PROBLEM TO SOLVE: Write out the whole listing, matching it exactly.

SUPPLIED INFORMATION:

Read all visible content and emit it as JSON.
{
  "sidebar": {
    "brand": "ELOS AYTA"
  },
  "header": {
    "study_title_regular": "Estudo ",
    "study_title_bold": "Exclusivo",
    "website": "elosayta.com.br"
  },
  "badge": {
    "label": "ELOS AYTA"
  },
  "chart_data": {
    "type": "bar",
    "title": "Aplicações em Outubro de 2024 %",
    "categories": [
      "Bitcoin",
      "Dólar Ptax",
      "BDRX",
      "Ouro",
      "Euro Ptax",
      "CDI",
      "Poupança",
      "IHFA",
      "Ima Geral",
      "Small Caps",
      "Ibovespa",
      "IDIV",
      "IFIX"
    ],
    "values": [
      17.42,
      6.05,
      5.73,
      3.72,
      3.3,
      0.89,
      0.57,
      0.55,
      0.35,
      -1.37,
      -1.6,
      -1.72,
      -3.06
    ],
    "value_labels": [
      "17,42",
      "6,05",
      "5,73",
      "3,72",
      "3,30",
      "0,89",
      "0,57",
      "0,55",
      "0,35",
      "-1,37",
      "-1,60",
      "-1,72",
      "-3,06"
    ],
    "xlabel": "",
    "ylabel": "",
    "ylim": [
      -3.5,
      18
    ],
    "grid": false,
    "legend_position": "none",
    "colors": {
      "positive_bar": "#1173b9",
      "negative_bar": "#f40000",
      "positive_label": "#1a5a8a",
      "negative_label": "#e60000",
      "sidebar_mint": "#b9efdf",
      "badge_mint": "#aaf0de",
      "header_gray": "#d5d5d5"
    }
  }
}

RESULT OF THIS TASK:
Read all visible content and emit it as JSON.
{
  "sidebar": {
    "brand": "ELOS AYTA"
  },
  "header": {
    "study_title_regular": "Estudo ",
    "study_title_bold": "Exclusivo",
    "website": "elosayta.com.br"
  },
  "badge": {
    "label": "ELOS AYTA"
  },
  "chart_data": {
    "type": "bar",
    "title": "Aplicações em Outubro de 2024 %",
    "categories": [
      "Bitcoin",
      "Dólar Ptax",
      "BDRX",
      "Ouro",
      "Euro Ptax",
      "CDI",
      "Poupança",
      "IHFA",
      "Ima Geral",
      "Small Caps",
      "Ibovespa",
      "IDIV",
      "IFIX"
    ],
    "values": [
      17.42,
      6.05,
      5.73,
      3.72,
      3.3,
      0.89,
      0.57,
      0.55,
      0.35,
      -1.37,
      -1.6,
      -1.72,
      -3.06
    ],
    "value_labels": [
      "17,42",
      "6,05",
      "5,73",
      "3,72",
      "3,30",
      "0,89",
      "0,57",
      "0,55",
      "0,35",
      "-1,37",
      "-1,60",
      "-1,72",
      "-3,06"
    ],
    "xlabel": "",
    "ylabel": "",
    "ylim": [
      -3.5,
      18
    ],
    "grid": false,
    "legend_position": "none",
    "colors": {
      "positive_bar": "#1173b9",
      "negative_bar": "#f40000",
      "positive_label": "#1a5a8a",
      "negative_label": "#e60000",
      "sidebar_mint": "#b9efdf",
      "badge_mint": "#aaf0de",
      "header_gray": "#d5d5d5"
    }
  }
}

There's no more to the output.